» **WRITTEN REQUEST**
Write the records below out in full, character for character, with no pictures.

(Records that describe figures)
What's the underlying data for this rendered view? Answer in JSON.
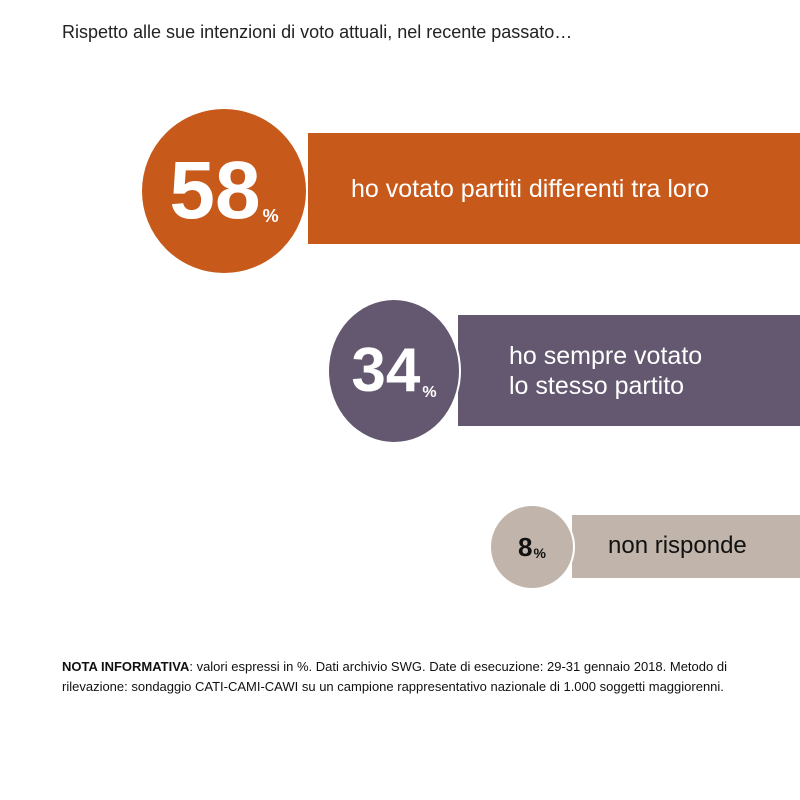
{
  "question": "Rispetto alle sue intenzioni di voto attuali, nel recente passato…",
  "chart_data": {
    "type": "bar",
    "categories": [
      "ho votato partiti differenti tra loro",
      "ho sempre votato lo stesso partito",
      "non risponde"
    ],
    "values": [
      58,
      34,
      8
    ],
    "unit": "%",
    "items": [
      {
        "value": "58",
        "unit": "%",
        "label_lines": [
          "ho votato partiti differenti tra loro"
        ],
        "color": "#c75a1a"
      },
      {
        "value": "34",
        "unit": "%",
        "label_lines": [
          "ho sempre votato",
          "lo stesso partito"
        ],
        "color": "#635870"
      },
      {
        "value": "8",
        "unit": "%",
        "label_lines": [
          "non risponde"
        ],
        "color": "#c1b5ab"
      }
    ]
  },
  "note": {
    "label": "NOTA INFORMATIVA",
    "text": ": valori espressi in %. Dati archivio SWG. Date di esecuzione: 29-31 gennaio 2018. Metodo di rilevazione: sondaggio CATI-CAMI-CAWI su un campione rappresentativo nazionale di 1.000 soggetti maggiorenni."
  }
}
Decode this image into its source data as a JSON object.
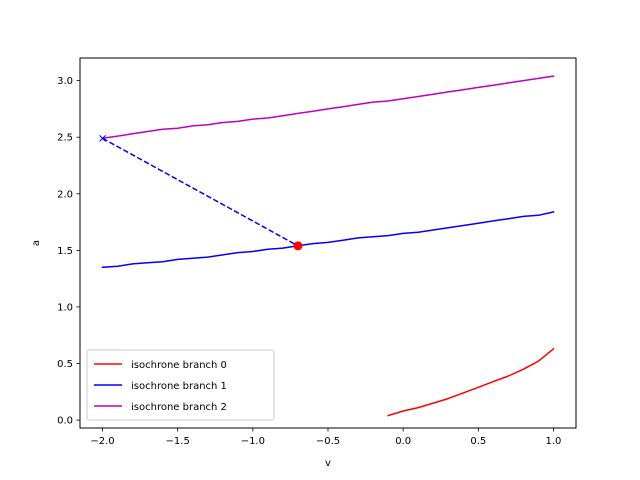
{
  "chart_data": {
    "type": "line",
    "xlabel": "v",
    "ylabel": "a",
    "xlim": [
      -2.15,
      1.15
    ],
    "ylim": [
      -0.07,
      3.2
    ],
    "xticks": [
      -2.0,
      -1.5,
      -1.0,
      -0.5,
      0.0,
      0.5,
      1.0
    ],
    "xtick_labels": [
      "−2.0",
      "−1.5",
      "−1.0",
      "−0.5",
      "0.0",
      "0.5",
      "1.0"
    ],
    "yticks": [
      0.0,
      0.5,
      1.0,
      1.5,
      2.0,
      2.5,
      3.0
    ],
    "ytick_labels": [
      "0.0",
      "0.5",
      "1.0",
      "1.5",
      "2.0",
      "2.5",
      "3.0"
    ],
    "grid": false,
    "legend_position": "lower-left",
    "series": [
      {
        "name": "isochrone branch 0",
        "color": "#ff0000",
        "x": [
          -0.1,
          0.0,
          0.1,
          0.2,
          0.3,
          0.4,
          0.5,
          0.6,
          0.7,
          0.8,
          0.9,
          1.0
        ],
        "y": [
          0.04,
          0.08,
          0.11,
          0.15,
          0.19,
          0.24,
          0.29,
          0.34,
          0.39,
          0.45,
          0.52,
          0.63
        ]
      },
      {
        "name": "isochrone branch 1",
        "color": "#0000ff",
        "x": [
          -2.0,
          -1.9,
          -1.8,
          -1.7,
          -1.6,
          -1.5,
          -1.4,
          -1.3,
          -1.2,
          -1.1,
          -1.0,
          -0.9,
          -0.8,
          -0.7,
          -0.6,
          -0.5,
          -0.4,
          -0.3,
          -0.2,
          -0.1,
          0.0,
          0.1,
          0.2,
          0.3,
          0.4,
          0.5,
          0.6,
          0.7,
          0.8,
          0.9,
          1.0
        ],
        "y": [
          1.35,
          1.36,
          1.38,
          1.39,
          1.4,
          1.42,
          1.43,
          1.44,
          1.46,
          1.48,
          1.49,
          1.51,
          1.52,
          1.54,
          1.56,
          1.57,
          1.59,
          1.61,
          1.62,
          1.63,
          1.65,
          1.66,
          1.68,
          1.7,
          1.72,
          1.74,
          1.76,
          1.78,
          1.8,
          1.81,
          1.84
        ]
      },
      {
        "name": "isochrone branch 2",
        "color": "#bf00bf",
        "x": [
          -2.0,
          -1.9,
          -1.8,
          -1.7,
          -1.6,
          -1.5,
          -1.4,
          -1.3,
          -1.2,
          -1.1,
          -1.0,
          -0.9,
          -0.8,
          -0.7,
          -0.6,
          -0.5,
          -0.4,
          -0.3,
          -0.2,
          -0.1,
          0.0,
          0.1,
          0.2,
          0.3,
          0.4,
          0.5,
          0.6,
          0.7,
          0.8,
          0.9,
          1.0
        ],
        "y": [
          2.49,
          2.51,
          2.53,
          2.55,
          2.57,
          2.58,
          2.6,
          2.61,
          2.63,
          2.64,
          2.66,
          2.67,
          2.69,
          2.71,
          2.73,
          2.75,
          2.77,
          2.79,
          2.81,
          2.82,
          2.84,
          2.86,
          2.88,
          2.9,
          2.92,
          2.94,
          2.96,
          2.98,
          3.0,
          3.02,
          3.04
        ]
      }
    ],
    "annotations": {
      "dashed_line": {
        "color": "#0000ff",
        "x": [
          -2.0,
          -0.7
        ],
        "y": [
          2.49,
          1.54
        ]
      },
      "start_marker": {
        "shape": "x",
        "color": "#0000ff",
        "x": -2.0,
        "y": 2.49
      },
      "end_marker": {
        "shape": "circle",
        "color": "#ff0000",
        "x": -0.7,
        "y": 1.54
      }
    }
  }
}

» **OUTPUT**
What's the underlying data for this rendered view? Answer in JSON.
{
  "question": "Rispetto alle sue intenzioni di voto attuali, nel recente passato…",
  "chart_data": {
    "type": "bar",
    "categories": [
      "ho votato partiti differenti tra loro",
      "ho sempre votato lo stesso partito",
      "non risponde"
    ],
    "values": [
      58,
      34,
      8
    ],
    "unit": "%",
    "items": [
      {
        "value": "58",
        "unit": "%",
        "label_lines": [
          "ho votato partiti differenti tra loro"
        ],
        "color": "#c75a1a"
      },
      {
        "value": "34",
        "unit": "%",
        "label_lines": [
          "ho sempre votato",
          "lo stesso partito"
        ],
        "color": "#635870"
      },
      {
        "value": "8",
        "unit": "%",
        "label_lines": [
          "non risponde"
        ],
        "color": "#c1b5ab"
      }
    ]
  },
  "note": {
    "label": "NOTA INFORMATIVA",
    "text": ": valori espressi in %. Dati archivio SWG. Date di esecuzione: 29-31 gennaio 2018. Metodo di rilevazione: sondaggio CATI-CAMI-CAWI su un campione rappresentativo nazionale di 1.000 soggetti maggiorenni."
  }
}
Decode this image into its source data as a JSON object.
{
  "chart_data": {
    "type": "line",
    "xlabel": "v",
    "ylabel": "a",
    "xlim": [
      -2.15,
      1.15
    ],
    "ylim": [
      -0.07,
      3.2
    ],
    "xticks": [
      -2.0,
      -1.5,
      -1.0,
      -0.5,
      0.0,
      0.5,
      1.0
    ],
    "xtick_labels": [
      "−2.0",
      "−1.5",
      "−1.0",
      "−0.5",
      "0.0",
      "0.5",
      "1.0"
    ],
    "yticks": [
      0.0,
      0.5,
      1.0,
      1.5,
      2.0,
      2.5,
      3.0
    ],
    "ytick_labels": [
      "0.0",
      "0.5",
      "1.0",
      "1.5",
      "2.0",
      "2.5",
      "3.0"
    ],
    "grid": false,
    "legend_position": "lower-left",
    "series": [
      {
        "name": "isochrone branch 0",
        "color": "#ff0000",
        "x": [
          -0.1,
          0.0,
          0.1,
          0.2,
          0.3,
          0.4,
          0.5,
          0.6,
          0.7,
          0.8,
          0.9,
          1.0
        ],
        "y": [
          0.04,
          0.08,
          0.11,
          0.15,
          0.19,
          0.24,
          0.29,
          0.34,
          0.39,
          0.45,
          0.52,
          0.63
        ]
      },
      {
        "name": "isochrone branch 1",
        "color": "#0000ff",
        "x": [
          -2.0,
          -1.9,
          -1.8,
          -1.7,
          -1.6,
          -1.5,
          -1.4,
          -1.3,
          -1.2,
          -1.1,
          -1.0,
          -0.9,
          -0.8,
          -0.7,
          -0.6,
          -0.5,
          -0.4,
          -0.3,
          -0.2,
          -0.1,
          0.0,
          0.1,
          0.2,
          0.3,
          0.4,
          0.5,
          0.6,
          0.7,
          0.8,
          0.9,
          1.0
        ],
        "y": [
          1.35,
          1.36,
          1.38,
          1.39,
          1.4,
          1.42,
          1.43,
          1.44,
          1.46,
          1.48,
          1.49,
          1.51,
          1.52,
          1.54,
          1.56,
          1.57,
          1.59,
          1.61,
          1.62,
          1.63,
          1.65,
          1.66,
          1.68,
          1.7,
          1.72,
          1.74,
          1.76,
          1.78,
          1.8,
          1.81,
          1.84
        ]
      },
      {
        "name": "isochrone branch 2",
        "color": "#bf00bf",
        "x": [
          -2.0,
          -1.9,
          -1.8,
          -1.7,
          -1.6,
          -1.5,
          -1.4,
          -1.3,
          -1.2,
          -1.1,
          -1.0,
          -0.9,
          -0.8,
          -0.7,
          -0.6,
          -0.5,
          -0.4,
          -0.3,
          -0.2,
          -0.1,
          0.0,
          0.1,
          0.2,
          0.3,
          0.4,
          0.5,
          0.6,
          0.7,
          0.8,
          0.9,
          1.0
        ],
        "y": [
          2.49,
          2.51,
          2.53,
          2.55,
          2.57,
          2.58,
          2.6,
          2.61,
          2.63,
          2.64,
          2.66,
          2.67,
          2.69,
          2.71,
          2.73,
          2.75,
          2.77,
          2.79,
          2.81,
          2.82,
          2.84,
          2.86,
          2.88,
          2.9,
          2.92,
          2.94,
          2.96,
          2.98,
          3.0,
          3.02,
          3.04
        ]
      }
    ],
    "annotations": {
      "dashed_line": {
        "color": "#0000ff",
        "x": [
          -2.0,
          -0.7
        ],
        "y": [
          2.49,
          1.54
        ]
      },
      "start_marker": {
        "shape": "x",
        "color": "#0000ff",
        "x": -2.0,
        "y": 2.49
      },
      "end_marker": {
        "shape": "circle",
        "color": "#ff0000",
        "x": -0.7,
        "y": 1.54
      }
    }
  }
}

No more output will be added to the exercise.